DATA TO USE ::
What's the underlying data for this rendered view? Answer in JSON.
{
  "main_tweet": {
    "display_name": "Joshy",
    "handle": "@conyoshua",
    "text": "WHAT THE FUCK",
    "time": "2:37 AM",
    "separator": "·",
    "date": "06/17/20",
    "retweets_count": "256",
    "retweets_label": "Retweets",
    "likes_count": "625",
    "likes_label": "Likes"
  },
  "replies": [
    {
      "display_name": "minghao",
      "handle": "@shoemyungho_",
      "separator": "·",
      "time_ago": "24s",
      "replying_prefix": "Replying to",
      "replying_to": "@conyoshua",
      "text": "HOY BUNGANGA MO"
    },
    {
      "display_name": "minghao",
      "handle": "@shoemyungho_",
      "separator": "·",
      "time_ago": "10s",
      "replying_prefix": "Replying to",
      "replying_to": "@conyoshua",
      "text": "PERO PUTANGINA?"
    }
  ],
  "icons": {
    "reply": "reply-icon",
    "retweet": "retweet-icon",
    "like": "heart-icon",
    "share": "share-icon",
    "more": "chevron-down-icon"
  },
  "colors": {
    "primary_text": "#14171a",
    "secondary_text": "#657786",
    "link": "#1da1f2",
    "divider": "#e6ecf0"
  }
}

--

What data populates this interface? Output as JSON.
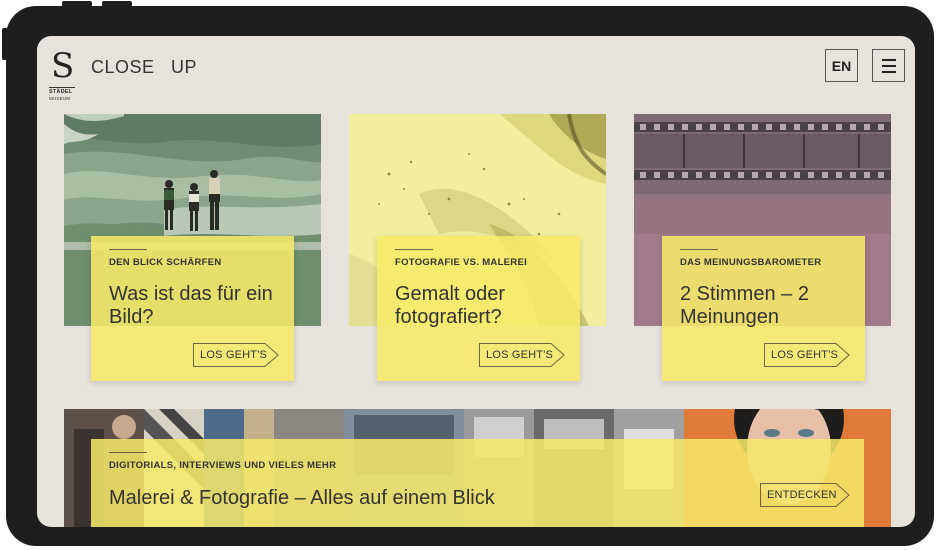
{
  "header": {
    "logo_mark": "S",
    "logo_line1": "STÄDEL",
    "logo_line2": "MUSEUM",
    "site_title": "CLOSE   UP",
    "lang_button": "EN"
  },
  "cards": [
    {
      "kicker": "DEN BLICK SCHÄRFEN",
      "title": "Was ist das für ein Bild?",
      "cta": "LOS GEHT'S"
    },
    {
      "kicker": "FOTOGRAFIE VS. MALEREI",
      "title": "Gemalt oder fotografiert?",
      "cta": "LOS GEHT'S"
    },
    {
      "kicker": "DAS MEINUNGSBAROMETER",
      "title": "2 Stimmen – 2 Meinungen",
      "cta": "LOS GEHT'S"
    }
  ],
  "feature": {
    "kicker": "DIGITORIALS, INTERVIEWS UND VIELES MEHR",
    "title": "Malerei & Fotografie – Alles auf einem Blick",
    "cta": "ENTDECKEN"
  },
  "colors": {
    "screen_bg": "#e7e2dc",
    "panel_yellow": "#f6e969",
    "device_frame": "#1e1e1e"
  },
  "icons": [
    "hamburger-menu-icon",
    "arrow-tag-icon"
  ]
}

BRIEF ::
Pick out the lines that include the word "kicker" and write them out.

RESULT FOR THIS EXERCISE ::
      "kicker": "DEN BLICK SCHÄRFEN",
      "kicker": "FOTOGRAFIE VS. MALEREI",
      "kicker": "DAS MEINUNGSBAROMETER",
    "kicker": "DIGITORIALS, INTERVIEWS UND VIELES MEHR",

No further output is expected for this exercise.